» **TASK PROMPT**
Find each line containing the string "events" and return it.

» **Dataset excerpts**
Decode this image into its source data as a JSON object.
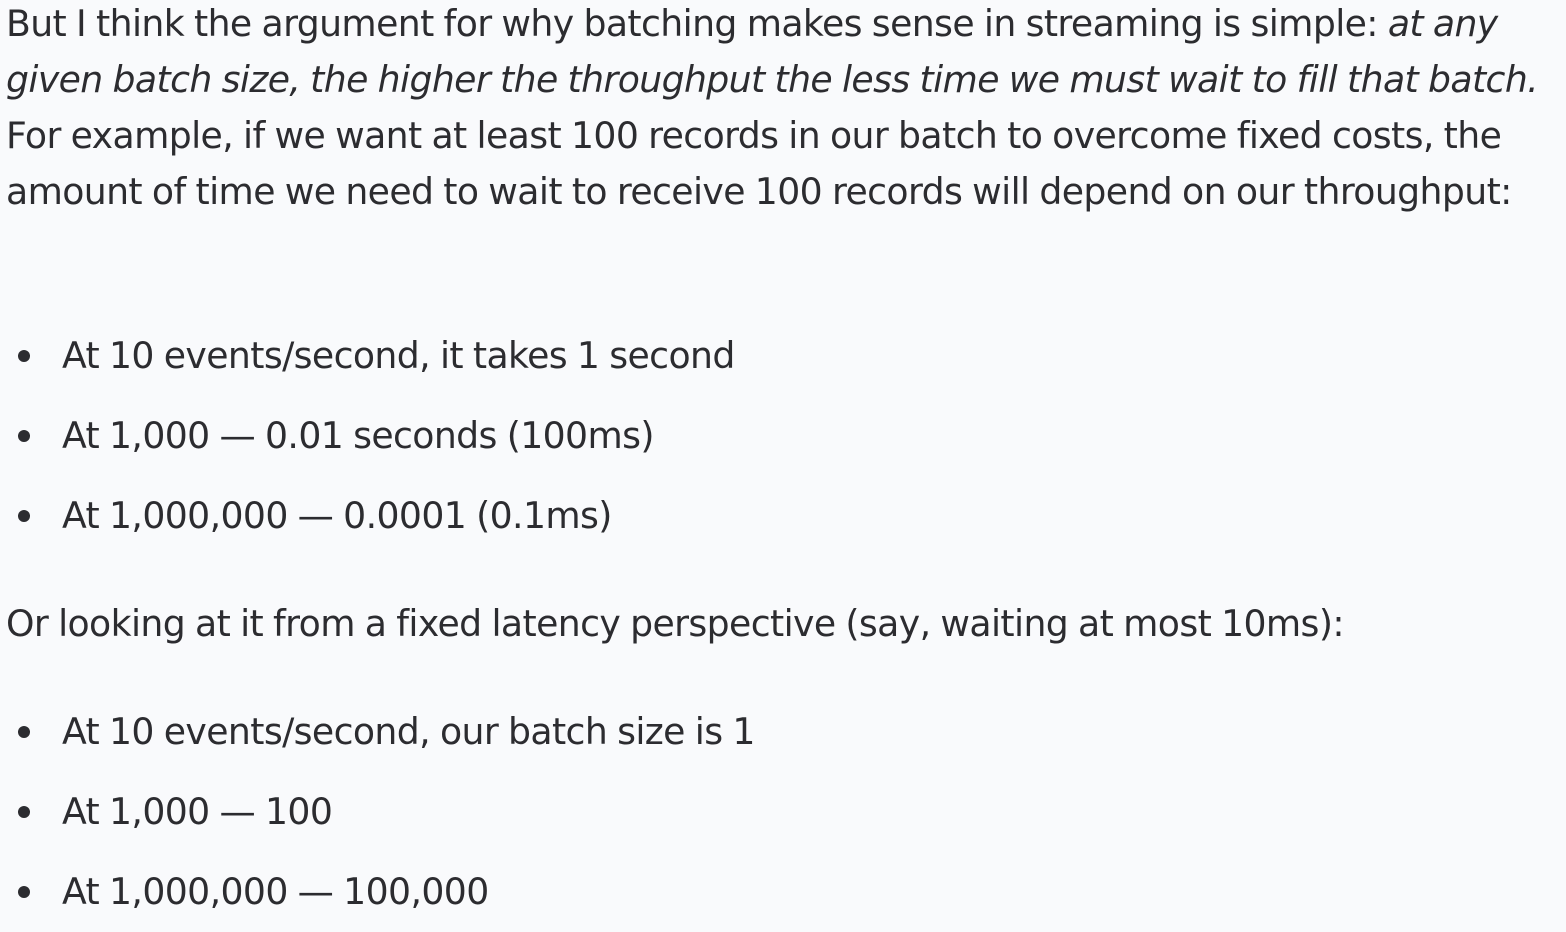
{
  "paragraph1": {
    "lead": "But I think the argument for why batching makes sense in streaming is simple: ",
    "emphasis": "at any given batch size, the higher the throughput the less time we must wait to fill that batch.",
    "rest": " For example, if we want at least 100 records in our batch to overcome fixed costs, the amount of time we need to wait to receive 100 records will depend on our throughput:"
  },
  "list1": [
    "At 10 events/second, it takes 1 second",
    "At 1,000 — 0.01 seconds (100ms)",
    "At 1,000,000 — 0.0001 (0.1ms)"
  ],
  "paragraph2": "Or looking at it from a fixed latency perspective (say, waiting at most 10ms):",
  "list2": [
    "At 10 events/second, our batch size is 1",
    "At 1,000 — 100",
    "At 1,000,000 — 100,000"
  ]
}
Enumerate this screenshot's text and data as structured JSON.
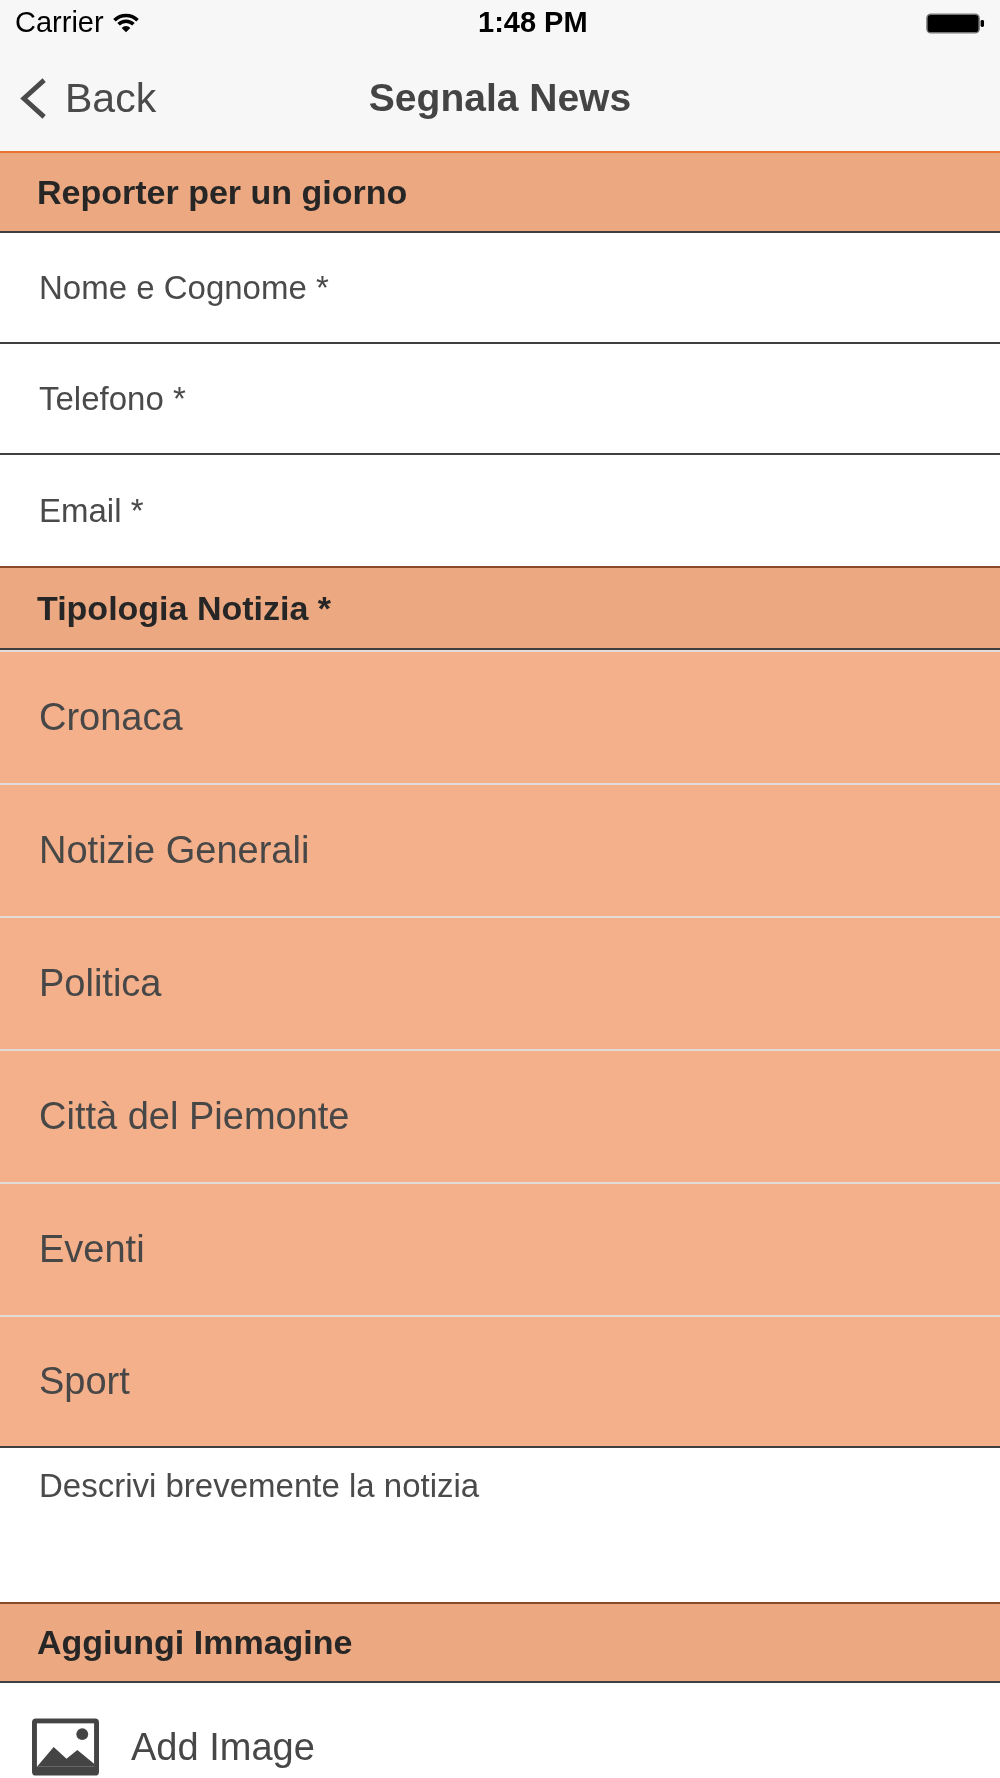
{
  "status_bar": {
    "carrier": "Carrier",
    "time": "1:48 PM"
  },
  "nav_bar": {
    "back_label": "Back",
    "title": "Segnala News"
  },
  "contact_section": {
    "title": "Reporter per un giorno",
    "fields": [
      {
        "placeholder": "Nome e Cognome *"
      },
      {
        "placeholder": "Telefono *"
      },
      {
        "placeholder": "Email *"
      }
    ]
  },
  "news_type_section": {
    "title": "Tipologia Notizia *",
    "options": [
      {
        "label": "Cronaca",
        "selected": false
      },
      {
        "label": "Notizie Generali",
        "selected": false
      },
      {
        "label": "Politica",
        "selected": false
      },
      {
        "label": "Città del Piemonte",
        "selected": false
      },
      {
        "label": "Eventi",
        "selected": false
      },
      {
        "label": "Sport",
        "selected": false
      }
    ]
  },
  "description": {
    "placeholder": "Descrivi brevemente la notizia"
  },
  "image_section": {
    "title": "Aggiungi Immagine",
    "button_label": "Add Image"
  }
}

» **WORKED SOLUTION**
    "At 10 events/second, it takes 1 second",
    "At 10 events/second, our batch size is 1",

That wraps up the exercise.